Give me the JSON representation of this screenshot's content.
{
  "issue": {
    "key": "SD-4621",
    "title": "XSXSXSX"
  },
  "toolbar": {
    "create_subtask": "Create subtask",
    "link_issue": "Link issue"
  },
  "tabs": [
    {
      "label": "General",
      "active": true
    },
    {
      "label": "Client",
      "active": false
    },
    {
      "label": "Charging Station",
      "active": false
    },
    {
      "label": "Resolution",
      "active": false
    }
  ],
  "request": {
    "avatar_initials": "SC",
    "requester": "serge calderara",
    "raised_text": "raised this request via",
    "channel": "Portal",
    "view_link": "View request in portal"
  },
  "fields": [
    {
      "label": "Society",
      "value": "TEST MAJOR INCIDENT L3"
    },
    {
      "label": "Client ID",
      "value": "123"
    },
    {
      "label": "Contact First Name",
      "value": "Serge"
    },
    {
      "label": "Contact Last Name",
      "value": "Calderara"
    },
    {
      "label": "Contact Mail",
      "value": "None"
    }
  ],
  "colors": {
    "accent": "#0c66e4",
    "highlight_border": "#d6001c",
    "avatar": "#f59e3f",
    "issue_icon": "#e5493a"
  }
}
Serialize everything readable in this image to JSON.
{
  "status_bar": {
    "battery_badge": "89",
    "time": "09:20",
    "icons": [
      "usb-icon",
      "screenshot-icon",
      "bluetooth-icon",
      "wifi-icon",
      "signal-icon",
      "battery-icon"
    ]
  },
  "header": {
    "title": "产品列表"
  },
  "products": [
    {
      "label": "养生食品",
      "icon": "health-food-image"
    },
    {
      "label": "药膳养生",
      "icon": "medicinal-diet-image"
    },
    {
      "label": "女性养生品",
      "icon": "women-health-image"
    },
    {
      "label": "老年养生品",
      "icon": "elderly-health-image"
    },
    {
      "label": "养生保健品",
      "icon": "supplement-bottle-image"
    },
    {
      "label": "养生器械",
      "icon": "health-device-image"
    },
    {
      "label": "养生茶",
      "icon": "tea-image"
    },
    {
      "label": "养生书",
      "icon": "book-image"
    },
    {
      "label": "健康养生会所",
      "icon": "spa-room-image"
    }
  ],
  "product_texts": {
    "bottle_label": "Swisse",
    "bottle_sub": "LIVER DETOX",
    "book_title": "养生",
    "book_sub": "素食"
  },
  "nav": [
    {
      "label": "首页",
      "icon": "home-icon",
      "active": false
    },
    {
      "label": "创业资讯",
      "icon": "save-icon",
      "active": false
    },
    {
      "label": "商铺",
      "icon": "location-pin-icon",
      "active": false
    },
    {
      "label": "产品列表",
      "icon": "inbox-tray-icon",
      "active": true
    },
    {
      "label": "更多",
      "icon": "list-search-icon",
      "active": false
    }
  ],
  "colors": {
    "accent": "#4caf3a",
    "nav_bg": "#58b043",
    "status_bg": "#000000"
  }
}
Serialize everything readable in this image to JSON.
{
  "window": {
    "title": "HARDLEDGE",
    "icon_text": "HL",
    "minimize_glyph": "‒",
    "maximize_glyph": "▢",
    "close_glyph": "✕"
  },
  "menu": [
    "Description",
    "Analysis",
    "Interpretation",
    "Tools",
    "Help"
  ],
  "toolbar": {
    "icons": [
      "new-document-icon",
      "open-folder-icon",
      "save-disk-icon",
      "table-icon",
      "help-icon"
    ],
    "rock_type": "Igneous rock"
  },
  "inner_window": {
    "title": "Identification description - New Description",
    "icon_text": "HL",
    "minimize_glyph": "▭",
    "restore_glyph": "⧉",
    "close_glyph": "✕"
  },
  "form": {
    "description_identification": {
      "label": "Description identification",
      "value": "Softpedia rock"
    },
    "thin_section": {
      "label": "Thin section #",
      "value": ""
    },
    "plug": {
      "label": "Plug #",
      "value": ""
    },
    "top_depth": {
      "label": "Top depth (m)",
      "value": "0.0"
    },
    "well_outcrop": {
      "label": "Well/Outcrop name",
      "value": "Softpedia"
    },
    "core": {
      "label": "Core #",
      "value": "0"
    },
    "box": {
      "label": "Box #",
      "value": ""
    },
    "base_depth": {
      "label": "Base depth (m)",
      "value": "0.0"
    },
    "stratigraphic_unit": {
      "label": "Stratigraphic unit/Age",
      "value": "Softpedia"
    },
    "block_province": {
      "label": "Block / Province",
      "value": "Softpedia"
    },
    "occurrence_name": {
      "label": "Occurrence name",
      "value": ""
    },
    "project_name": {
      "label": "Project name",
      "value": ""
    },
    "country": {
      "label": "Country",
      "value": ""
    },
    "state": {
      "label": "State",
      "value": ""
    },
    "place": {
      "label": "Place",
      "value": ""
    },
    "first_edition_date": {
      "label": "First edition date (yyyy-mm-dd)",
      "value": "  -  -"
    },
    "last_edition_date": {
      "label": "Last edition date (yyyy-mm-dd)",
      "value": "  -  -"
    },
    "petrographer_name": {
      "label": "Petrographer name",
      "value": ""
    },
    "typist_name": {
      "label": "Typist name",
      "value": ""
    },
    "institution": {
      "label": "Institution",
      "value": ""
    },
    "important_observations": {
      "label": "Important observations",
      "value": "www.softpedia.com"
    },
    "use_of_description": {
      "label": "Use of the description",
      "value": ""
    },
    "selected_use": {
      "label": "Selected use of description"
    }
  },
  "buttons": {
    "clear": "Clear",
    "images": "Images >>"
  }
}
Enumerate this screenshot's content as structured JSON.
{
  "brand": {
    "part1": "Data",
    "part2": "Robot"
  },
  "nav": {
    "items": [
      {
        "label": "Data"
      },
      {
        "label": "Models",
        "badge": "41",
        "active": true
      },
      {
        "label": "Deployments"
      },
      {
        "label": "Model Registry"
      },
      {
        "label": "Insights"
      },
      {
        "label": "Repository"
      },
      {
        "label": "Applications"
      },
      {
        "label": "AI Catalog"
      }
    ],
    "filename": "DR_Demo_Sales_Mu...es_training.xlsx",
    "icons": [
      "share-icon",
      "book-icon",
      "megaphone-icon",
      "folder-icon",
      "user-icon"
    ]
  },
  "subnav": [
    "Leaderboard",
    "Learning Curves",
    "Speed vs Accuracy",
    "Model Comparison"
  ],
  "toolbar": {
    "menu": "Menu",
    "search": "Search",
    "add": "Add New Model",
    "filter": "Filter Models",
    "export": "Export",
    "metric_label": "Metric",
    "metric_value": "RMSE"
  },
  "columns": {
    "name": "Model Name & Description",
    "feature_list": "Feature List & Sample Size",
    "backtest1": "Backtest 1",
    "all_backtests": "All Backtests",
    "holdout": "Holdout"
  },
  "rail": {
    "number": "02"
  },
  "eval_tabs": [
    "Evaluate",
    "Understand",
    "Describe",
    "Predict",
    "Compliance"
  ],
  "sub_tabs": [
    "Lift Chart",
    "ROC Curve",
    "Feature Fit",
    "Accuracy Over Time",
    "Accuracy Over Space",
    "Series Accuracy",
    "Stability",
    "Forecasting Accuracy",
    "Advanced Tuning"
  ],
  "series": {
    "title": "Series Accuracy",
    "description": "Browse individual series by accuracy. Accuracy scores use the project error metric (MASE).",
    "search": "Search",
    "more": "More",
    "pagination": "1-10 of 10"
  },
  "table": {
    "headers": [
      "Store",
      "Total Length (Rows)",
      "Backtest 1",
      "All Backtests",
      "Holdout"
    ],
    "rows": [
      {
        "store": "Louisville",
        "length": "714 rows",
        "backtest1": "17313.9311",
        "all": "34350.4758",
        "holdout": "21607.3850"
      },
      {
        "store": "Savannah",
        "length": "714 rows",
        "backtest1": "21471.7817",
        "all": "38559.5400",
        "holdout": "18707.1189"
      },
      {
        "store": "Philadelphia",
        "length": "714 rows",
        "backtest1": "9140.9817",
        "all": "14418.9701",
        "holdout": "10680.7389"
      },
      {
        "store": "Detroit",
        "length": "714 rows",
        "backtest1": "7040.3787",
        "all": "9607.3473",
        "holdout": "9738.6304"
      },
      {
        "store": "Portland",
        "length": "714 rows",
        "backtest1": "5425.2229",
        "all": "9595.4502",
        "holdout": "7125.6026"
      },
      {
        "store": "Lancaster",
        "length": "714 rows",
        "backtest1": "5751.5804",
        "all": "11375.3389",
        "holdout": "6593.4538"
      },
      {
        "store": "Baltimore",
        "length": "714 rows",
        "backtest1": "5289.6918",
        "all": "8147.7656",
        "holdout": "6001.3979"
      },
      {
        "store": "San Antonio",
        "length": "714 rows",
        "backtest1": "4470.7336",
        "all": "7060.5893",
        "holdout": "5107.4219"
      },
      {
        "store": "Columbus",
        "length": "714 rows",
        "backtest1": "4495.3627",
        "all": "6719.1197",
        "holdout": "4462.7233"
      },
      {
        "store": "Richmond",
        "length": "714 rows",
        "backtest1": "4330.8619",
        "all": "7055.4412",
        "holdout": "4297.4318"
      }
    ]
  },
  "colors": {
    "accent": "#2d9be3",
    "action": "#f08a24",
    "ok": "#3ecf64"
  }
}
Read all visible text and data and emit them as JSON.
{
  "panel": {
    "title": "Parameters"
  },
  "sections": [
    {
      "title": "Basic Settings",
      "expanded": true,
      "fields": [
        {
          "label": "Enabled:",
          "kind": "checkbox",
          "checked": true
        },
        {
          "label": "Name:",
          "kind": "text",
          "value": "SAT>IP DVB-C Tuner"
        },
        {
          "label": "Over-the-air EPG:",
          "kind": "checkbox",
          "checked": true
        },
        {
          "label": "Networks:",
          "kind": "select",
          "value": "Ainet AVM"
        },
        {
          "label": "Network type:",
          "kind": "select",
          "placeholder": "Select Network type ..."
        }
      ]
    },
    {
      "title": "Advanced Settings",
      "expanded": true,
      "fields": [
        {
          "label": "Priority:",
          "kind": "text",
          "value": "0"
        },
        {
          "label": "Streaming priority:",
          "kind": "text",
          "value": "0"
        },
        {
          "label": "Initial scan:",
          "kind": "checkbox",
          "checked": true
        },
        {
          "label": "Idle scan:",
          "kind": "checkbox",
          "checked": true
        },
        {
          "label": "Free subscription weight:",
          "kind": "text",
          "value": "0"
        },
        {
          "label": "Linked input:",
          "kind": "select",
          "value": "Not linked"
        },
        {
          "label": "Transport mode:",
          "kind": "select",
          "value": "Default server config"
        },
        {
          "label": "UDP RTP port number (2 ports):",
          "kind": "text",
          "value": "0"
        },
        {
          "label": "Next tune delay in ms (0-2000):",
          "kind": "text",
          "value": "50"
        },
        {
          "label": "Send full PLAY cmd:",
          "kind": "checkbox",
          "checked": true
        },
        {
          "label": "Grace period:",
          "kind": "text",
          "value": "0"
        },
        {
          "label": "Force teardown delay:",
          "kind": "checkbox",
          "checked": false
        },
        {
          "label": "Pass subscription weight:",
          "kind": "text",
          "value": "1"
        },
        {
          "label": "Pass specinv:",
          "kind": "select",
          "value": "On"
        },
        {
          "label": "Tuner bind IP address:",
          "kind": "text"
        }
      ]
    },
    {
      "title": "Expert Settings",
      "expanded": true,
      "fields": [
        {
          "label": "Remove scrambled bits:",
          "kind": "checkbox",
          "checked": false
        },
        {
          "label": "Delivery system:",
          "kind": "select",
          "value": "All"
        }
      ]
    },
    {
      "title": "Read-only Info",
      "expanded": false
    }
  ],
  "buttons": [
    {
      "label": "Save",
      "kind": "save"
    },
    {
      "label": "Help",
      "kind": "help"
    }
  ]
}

→ Job
Within the data above, pick out all lines holding the word "Pass".

→ Exercise response
          "label": "Pass subscription weight:",
          "label": "Pass specinv:",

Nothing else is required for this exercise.